- Records from a data source
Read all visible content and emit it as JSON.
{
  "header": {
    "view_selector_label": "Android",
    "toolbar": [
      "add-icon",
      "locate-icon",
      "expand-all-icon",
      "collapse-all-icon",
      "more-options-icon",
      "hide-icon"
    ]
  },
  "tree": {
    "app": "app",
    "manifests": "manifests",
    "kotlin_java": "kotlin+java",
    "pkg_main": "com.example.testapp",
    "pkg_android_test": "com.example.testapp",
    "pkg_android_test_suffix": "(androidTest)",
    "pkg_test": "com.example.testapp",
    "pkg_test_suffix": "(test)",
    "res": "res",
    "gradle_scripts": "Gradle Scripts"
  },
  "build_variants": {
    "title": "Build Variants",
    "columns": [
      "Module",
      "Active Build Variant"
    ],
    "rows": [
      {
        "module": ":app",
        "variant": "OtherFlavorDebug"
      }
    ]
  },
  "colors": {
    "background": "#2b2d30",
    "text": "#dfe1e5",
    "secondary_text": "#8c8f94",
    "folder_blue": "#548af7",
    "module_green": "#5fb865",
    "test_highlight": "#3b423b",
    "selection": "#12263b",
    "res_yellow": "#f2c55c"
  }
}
* * *
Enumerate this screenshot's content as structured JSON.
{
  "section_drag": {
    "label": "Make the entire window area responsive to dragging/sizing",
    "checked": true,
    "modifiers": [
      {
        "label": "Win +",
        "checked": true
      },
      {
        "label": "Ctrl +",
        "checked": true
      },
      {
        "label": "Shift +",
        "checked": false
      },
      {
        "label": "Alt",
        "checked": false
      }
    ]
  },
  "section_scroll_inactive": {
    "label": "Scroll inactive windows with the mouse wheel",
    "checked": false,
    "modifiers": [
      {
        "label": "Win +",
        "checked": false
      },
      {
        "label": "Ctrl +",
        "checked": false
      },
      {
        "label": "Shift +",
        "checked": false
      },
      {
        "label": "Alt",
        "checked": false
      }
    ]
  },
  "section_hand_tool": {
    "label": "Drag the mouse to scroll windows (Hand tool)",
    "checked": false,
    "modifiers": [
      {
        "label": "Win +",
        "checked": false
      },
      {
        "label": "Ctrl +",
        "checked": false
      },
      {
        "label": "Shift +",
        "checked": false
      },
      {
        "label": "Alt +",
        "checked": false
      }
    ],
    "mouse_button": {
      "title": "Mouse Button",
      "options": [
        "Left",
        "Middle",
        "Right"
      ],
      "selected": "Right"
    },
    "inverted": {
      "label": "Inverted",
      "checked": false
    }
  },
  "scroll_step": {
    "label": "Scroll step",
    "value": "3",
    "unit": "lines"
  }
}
* * *
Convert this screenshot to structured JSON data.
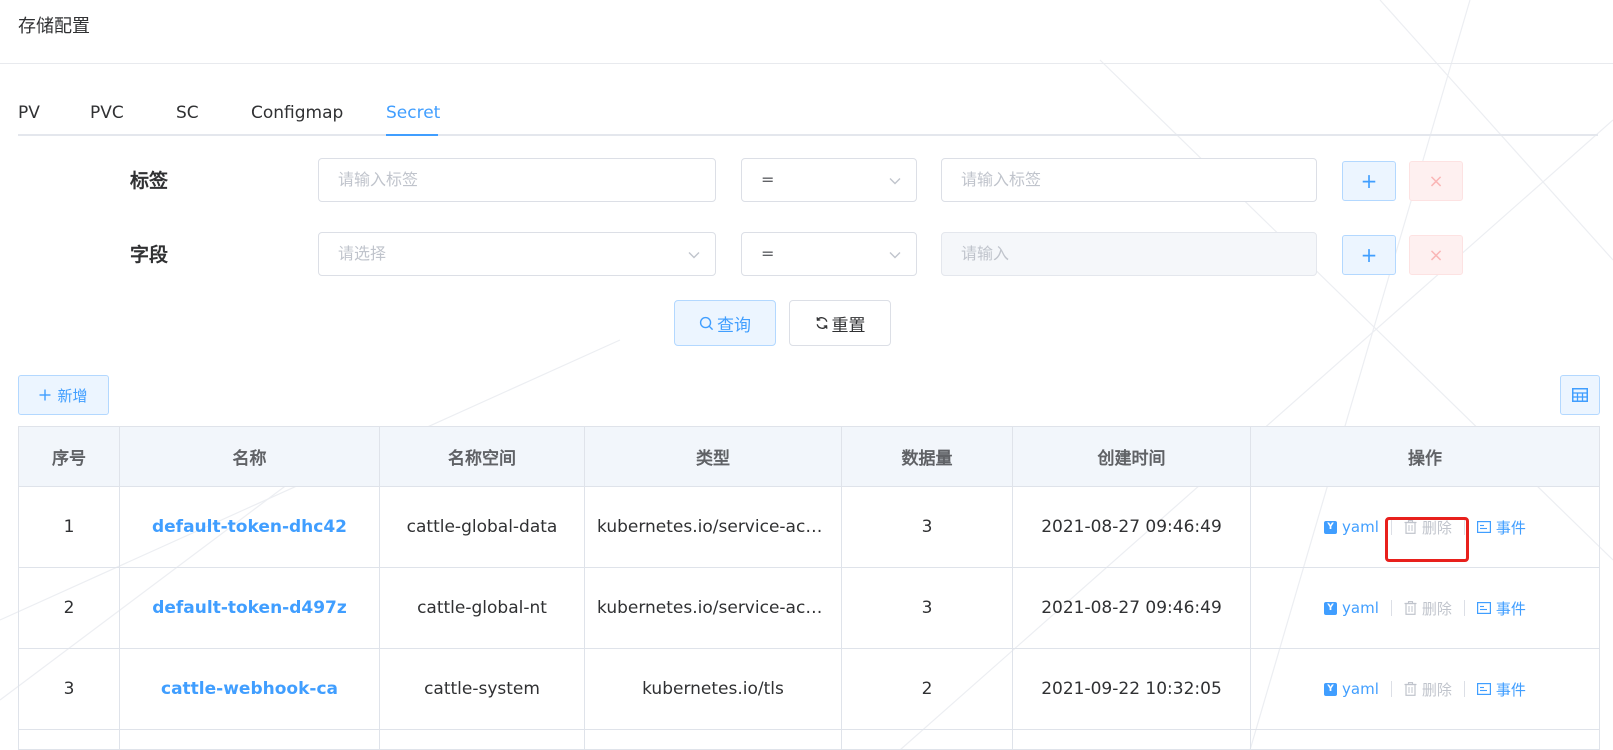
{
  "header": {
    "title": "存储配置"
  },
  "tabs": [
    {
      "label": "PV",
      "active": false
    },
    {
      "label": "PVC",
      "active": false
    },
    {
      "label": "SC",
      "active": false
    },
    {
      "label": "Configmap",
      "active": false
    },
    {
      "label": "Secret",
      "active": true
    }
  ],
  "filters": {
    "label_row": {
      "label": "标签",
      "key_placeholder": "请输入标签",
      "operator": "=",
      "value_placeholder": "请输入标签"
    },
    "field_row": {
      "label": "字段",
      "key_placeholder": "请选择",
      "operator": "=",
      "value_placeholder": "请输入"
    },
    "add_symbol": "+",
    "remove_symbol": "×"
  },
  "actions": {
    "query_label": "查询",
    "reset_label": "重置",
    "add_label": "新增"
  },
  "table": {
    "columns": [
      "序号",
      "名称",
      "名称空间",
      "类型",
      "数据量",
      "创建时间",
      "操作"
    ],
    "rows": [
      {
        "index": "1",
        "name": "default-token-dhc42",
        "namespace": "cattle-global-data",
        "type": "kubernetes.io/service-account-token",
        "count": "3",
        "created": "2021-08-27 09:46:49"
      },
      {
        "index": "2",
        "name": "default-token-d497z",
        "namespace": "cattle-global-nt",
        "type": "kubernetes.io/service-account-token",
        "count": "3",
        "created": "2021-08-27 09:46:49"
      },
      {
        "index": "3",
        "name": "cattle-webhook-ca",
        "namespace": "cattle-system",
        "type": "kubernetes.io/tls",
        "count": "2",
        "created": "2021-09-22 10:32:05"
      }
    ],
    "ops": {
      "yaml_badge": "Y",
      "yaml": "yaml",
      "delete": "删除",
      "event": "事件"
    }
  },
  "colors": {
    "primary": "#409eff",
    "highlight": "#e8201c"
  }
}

- SHORT EXERCISE
Copy out every line that includes the word "JSON".

- EXPECTED ANSWER
Read all visible content and emit it as JSON.
Enumerate this screenshot's content as structured JSON.
Convert this screenshot to structured JSON data.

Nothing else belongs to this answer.